Job
Reproduce the data exactly.

Exercise inputs

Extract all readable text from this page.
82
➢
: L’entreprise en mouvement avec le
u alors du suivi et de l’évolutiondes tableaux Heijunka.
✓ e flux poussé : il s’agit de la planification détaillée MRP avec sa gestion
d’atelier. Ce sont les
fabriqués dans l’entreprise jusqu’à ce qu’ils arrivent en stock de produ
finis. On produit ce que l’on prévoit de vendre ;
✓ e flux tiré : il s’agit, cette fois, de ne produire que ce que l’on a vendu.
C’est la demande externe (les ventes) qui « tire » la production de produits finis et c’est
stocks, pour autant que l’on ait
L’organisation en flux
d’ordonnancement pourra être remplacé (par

Answer
Extract all readable text from this page.
82
➢
: L’entreprise en mouvement avec le
u alors du suivi et de l’évolutiondes tableaux Heijunka.
✓ e flux poussé : il s’agit de la planification détaillée MRP avec sa gestion
d’atelier. Ce sont les
fabriqués dans l’entreprise jusqu’à ce qu’ils arrivent en stock de produ
finis. On produit ce que l’on prévoit de vendre ;
✓ e flux tiré : il s’agit, cette fois, de ne produire que ce que l’on a vendu.
C’est la demande externe (les ventes) qui « tire » la production de produits finis et c’est
stocks, pour autant que l’on ait
L’organisation en flux
d’ordonnancement pourra être remplacé (par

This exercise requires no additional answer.